Figure out how many lines of the material below contain the word "amikor". Answer with the number only.

┌─ Data supplied

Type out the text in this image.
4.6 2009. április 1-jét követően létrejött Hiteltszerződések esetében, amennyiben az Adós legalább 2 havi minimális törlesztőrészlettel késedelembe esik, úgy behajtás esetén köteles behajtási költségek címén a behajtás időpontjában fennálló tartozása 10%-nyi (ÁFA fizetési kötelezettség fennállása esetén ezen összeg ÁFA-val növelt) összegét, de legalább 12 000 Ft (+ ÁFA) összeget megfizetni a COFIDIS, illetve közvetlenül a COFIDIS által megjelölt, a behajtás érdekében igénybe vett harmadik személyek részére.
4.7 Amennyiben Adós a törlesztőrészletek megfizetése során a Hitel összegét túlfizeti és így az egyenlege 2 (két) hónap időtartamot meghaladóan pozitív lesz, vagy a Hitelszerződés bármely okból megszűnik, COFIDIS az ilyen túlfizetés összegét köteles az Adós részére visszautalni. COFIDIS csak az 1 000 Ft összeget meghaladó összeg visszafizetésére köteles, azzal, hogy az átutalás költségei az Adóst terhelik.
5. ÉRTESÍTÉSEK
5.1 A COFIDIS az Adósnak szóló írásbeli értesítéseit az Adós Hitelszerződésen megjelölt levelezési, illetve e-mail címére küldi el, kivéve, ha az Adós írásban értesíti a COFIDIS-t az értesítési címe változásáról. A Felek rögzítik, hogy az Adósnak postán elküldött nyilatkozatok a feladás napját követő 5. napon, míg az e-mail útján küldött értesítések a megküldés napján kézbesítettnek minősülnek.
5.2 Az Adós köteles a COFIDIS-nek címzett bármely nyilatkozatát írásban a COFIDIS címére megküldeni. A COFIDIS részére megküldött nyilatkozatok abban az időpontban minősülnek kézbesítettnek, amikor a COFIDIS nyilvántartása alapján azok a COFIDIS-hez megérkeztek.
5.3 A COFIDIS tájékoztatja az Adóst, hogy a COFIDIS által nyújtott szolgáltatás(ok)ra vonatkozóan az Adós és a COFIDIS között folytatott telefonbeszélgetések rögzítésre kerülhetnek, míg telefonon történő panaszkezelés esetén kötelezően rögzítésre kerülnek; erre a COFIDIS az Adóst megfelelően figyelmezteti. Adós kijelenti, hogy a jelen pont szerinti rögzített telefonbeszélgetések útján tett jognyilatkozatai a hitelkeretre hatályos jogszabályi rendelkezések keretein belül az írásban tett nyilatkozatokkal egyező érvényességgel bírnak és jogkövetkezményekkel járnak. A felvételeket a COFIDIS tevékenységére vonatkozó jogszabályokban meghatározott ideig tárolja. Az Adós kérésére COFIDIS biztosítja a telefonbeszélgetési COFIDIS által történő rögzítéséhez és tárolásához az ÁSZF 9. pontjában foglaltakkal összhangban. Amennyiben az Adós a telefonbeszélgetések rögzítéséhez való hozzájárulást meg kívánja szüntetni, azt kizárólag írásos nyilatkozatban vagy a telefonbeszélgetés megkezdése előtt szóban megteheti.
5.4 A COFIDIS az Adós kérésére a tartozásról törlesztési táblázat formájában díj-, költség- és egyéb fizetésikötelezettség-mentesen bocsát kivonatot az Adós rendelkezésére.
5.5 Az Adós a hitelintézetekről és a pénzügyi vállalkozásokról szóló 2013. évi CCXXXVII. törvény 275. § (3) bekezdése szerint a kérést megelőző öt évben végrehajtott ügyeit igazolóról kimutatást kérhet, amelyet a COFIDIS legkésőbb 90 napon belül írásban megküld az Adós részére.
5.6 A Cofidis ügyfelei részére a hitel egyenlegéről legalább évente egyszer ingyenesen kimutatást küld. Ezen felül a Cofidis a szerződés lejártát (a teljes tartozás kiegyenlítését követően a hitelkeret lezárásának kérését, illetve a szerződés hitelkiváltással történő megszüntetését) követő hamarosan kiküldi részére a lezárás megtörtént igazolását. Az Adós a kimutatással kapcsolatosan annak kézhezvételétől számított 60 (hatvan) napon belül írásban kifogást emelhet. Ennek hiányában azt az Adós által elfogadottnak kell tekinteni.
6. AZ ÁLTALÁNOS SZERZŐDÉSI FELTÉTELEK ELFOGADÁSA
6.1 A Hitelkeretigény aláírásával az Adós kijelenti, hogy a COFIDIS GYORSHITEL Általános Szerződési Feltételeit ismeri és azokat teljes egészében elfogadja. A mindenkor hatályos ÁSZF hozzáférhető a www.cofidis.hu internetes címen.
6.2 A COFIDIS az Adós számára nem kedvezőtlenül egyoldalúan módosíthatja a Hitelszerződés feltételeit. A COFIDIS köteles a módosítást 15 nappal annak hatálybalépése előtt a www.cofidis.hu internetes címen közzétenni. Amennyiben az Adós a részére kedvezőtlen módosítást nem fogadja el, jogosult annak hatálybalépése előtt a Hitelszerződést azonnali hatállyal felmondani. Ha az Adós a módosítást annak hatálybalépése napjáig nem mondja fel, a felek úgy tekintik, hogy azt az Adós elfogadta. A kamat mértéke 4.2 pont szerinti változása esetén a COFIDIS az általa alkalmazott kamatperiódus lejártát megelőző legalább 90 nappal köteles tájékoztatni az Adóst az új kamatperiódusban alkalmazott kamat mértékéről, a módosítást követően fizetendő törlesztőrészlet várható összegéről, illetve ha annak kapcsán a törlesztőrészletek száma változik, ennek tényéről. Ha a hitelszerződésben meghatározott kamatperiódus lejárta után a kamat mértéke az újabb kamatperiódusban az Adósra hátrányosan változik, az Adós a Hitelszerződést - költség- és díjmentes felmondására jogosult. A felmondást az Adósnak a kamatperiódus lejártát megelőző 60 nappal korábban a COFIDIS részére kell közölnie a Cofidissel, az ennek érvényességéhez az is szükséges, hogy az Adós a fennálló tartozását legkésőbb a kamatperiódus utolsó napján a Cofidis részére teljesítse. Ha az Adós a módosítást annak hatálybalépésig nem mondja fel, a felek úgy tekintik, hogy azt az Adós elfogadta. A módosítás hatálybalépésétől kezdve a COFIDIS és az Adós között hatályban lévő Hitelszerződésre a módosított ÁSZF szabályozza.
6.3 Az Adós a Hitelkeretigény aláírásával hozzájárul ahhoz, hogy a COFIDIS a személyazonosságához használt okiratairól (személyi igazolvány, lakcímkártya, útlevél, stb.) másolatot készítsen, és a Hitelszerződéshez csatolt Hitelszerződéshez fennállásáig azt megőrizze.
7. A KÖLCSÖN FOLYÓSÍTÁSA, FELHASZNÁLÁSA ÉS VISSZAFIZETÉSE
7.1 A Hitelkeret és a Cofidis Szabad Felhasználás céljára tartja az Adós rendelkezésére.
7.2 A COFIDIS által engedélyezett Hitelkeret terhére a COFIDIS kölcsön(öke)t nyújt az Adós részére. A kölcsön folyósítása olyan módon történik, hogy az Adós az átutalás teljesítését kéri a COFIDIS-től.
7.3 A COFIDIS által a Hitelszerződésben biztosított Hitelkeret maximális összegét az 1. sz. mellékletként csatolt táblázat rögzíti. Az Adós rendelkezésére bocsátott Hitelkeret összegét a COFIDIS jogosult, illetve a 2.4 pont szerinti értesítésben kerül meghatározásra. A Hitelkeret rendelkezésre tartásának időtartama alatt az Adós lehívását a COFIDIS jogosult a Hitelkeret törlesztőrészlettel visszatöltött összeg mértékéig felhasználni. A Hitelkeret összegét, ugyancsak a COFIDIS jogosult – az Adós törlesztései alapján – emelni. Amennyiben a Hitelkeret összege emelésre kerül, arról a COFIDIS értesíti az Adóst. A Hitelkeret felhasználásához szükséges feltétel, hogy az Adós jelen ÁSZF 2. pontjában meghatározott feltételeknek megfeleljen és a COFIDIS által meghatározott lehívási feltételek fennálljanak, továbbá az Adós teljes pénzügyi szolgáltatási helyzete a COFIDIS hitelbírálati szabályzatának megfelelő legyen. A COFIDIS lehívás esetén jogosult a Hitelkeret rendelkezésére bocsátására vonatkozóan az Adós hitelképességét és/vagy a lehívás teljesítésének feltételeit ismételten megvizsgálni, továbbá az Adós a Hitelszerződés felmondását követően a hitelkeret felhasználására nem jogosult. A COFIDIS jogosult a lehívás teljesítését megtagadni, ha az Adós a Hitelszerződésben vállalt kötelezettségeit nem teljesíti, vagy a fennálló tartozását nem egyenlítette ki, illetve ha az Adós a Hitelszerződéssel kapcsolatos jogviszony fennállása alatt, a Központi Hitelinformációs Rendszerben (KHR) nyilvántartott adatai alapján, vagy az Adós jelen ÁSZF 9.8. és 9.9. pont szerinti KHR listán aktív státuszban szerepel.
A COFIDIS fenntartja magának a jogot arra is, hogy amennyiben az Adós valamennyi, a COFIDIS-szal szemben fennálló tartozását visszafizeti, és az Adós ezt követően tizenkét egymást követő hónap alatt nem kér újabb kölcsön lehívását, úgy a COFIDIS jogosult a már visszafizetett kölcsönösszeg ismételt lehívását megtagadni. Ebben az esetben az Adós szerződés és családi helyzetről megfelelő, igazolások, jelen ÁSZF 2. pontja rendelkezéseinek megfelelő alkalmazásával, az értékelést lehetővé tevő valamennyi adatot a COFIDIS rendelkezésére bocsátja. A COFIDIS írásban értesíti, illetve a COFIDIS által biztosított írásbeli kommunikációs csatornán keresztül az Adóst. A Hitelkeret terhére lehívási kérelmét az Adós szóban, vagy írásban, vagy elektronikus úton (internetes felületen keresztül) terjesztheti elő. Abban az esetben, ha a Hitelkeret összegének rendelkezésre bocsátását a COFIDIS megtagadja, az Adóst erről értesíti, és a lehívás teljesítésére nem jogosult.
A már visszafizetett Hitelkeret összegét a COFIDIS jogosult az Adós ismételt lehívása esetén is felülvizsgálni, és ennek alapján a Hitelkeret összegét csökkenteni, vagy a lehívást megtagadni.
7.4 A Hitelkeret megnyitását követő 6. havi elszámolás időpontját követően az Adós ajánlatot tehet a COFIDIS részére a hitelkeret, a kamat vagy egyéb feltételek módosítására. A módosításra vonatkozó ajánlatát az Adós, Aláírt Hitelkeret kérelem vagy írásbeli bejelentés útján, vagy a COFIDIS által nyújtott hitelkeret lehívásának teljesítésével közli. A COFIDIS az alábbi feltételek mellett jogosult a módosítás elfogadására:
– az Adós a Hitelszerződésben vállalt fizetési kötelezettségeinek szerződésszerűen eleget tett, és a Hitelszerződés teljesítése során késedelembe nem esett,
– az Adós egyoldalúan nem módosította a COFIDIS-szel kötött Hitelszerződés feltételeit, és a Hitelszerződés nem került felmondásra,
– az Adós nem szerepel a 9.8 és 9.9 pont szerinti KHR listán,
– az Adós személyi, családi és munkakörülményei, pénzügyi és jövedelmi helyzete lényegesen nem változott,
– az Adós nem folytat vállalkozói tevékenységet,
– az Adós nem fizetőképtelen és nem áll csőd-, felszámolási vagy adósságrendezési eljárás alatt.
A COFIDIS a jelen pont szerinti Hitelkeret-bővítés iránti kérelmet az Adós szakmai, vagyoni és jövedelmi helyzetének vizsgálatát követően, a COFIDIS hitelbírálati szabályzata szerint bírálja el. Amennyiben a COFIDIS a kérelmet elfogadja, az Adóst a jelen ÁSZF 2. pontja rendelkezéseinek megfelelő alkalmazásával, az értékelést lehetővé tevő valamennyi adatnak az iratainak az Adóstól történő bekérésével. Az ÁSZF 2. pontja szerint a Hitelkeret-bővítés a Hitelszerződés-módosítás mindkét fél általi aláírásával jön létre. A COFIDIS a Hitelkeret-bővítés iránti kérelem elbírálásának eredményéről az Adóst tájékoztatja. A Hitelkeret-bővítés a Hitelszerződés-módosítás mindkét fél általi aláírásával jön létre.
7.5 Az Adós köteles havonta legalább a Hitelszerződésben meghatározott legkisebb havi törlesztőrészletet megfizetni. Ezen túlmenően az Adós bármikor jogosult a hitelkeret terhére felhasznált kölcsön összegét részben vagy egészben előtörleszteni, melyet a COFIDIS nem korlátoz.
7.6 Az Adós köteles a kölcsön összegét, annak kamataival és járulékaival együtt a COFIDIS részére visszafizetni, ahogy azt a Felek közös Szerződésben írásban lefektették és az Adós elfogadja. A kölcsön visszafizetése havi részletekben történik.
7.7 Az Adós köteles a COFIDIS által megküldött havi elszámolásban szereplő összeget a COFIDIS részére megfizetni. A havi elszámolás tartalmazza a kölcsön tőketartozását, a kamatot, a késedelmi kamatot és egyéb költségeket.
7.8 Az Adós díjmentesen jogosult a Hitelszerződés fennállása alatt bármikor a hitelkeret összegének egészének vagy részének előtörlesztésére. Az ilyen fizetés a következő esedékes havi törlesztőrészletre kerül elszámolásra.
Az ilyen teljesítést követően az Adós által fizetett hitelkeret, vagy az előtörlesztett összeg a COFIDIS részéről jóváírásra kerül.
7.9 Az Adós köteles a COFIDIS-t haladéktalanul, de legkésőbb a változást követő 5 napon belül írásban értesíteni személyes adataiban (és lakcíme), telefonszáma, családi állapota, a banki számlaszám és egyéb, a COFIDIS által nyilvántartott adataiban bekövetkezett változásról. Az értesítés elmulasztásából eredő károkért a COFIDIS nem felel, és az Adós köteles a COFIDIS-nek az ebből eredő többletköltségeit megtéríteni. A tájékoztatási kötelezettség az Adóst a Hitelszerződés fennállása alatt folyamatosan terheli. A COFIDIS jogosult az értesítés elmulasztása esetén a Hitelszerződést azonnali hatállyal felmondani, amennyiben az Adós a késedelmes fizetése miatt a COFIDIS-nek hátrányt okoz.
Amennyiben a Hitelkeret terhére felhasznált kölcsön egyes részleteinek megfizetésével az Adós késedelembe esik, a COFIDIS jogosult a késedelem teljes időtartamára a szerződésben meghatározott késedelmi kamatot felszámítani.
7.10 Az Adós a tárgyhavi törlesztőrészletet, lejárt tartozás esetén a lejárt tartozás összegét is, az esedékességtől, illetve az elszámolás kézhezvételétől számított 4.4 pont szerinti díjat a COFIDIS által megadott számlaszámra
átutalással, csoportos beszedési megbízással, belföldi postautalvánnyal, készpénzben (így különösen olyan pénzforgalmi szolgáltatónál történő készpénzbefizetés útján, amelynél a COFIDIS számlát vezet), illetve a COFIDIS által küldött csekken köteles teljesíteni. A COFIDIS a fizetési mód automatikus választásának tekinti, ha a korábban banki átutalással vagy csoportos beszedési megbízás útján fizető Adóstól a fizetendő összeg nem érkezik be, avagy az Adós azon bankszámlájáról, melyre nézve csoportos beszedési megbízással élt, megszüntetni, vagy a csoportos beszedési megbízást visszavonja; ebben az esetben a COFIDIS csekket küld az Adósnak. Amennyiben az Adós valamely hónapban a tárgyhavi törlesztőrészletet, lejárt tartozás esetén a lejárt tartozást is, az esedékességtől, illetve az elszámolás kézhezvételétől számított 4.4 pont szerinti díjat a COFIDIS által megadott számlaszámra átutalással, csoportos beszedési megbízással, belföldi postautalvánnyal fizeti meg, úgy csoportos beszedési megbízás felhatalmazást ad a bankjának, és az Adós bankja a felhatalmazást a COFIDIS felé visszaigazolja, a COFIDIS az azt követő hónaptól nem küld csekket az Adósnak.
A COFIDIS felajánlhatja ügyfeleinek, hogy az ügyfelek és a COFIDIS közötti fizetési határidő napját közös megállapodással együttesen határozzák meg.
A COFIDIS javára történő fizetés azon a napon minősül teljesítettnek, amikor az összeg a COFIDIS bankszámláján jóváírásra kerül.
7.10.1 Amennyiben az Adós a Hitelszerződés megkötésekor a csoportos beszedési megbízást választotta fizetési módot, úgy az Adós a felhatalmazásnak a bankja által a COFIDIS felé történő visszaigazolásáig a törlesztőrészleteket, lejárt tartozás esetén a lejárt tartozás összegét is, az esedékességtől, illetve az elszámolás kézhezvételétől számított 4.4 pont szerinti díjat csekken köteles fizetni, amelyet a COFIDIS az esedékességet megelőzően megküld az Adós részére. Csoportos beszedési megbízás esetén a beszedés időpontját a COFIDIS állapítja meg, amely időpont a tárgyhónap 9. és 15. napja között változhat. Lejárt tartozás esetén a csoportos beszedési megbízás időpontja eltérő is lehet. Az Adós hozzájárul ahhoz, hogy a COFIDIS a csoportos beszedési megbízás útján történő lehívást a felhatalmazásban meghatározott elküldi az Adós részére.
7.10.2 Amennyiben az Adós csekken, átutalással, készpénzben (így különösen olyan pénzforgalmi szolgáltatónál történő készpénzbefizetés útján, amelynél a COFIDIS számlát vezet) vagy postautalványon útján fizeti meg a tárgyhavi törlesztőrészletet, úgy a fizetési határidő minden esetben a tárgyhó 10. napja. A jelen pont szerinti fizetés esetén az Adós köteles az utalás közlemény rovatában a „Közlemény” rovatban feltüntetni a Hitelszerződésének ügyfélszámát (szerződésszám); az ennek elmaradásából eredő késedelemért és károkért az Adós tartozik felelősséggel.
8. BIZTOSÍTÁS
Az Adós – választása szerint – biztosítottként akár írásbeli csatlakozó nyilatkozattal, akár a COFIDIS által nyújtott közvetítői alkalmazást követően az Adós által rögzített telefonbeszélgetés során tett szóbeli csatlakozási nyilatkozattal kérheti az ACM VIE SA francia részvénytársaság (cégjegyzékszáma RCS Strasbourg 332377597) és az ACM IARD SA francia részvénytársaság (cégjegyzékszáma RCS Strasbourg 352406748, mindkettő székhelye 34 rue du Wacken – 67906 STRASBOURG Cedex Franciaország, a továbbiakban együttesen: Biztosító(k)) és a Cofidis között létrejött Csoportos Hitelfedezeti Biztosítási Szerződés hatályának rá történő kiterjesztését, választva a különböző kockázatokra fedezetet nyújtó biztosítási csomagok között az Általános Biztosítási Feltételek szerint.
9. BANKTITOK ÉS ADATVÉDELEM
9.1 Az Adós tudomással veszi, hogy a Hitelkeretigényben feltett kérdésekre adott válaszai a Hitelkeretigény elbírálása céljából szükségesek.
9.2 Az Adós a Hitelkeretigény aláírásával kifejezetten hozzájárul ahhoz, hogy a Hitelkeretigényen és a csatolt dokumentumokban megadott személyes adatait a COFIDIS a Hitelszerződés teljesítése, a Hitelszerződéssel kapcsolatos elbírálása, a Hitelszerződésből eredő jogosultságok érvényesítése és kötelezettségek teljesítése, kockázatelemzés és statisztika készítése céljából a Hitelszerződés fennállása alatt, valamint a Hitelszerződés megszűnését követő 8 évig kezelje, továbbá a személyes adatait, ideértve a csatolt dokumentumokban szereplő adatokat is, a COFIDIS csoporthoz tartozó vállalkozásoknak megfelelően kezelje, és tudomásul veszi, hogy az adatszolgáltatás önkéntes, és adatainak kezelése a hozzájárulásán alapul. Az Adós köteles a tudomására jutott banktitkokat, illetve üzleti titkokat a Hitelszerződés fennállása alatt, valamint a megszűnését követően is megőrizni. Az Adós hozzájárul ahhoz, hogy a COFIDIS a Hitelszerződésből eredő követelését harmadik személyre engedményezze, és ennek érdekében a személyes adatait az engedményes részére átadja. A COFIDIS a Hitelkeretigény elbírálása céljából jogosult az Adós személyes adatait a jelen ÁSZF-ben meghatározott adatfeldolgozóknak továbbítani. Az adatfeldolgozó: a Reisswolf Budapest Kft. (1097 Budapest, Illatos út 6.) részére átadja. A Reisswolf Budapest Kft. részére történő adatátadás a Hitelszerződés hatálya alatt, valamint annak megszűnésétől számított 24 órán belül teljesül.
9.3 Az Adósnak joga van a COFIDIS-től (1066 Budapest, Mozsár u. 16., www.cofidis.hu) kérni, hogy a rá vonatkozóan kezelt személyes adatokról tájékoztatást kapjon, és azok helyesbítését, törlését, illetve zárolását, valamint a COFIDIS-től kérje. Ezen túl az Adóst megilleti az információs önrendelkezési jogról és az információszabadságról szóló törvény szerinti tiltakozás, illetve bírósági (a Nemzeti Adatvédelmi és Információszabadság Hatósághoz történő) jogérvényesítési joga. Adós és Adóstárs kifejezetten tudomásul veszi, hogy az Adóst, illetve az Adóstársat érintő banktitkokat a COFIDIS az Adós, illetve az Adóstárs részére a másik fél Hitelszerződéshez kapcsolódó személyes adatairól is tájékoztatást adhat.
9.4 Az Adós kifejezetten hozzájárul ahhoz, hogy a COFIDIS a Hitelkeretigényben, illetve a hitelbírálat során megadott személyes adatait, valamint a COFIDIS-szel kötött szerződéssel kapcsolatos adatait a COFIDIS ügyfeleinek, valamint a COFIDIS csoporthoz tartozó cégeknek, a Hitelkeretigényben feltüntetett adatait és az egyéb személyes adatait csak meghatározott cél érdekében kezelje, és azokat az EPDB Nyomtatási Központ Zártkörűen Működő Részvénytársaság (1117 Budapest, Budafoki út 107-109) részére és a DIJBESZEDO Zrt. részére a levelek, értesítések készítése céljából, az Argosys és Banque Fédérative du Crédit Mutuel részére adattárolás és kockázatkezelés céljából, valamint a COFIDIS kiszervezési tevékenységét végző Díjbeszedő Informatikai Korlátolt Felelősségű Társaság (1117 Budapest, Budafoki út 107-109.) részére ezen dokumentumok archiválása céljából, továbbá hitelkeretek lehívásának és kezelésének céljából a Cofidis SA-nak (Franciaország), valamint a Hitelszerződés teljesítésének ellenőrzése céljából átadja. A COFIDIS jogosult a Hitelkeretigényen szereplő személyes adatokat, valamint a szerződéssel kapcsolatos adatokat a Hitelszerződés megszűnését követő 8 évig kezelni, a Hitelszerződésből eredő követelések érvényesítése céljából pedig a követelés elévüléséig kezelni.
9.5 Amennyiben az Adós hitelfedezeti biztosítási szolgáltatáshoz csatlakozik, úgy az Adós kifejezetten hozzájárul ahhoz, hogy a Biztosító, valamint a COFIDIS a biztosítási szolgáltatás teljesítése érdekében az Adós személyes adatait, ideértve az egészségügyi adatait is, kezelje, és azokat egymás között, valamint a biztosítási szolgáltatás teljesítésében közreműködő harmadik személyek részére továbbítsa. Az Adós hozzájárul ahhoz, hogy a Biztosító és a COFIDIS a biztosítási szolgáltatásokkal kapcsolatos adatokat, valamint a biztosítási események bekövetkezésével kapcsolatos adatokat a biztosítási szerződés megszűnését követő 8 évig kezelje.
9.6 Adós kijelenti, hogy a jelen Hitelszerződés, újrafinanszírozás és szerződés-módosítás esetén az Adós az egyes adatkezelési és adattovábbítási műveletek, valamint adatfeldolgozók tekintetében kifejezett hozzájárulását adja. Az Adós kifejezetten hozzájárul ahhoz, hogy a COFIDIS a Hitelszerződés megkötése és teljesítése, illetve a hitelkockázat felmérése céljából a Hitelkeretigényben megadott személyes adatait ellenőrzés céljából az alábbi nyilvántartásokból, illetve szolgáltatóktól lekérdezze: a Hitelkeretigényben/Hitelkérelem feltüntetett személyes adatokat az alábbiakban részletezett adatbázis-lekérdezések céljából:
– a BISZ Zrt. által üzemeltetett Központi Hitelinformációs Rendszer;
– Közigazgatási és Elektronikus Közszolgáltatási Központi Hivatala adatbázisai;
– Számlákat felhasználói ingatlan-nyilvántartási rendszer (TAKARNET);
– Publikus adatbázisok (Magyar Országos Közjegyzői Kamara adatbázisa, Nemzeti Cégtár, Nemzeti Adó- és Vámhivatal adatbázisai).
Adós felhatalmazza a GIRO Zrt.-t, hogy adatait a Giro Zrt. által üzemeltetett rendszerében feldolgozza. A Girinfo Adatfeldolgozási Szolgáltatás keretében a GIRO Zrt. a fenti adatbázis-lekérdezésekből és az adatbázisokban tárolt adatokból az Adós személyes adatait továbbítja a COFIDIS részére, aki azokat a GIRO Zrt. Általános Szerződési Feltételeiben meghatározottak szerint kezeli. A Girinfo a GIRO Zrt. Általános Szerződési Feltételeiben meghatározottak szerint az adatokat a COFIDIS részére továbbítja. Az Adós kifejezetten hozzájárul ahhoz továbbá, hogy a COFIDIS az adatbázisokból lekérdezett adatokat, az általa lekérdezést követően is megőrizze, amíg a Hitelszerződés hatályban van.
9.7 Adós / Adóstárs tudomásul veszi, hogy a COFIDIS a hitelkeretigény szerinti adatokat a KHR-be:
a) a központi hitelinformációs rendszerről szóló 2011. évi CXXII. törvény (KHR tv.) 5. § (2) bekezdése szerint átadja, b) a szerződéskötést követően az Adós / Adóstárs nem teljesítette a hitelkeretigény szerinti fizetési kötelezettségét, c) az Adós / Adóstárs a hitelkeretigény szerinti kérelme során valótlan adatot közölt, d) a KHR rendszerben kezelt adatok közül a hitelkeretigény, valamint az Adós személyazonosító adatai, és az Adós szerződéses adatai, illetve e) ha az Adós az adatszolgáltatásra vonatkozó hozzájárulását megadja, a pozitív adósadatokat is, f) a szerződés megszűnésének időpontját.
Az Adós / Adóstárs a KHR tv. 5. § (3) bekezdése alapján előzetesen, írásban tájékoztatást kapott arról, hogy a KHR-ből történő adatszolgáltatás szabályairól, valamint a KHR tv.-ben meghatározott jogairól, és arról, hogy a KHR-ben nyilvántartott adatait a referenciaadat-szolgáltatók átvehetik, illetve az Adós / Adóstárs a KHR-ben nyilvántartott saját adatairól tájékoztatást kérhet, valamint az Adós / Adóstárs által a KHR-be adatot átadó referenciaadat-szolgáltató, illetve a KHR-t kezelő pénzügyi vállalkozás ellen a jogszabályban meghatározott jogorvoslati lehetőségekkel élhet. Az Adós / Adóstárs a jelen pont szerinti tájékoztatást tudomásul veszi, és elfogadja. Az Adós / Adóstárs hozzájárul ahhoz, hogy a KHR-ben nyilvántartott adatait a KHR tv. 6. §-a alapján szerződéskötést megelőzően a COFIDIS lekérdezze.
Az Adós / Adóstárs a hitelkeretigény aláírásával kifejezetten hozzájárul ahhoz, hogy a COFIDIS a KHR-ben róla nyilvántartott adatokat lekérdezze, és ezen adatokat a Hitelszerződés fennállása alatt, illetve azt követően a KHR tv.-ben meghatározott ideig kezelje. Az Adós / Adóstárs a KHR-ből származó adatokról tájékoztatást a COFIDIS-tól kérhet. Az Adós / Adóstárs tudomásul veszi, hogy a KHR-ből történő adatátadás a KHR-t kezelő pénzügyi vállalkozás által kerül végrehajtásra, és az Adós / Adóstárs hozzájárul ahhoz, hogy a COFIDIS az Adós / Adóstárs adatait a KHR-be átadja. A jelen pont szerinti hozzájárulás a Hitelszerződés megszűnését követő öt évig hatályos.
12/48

└─

> Solved problem: 2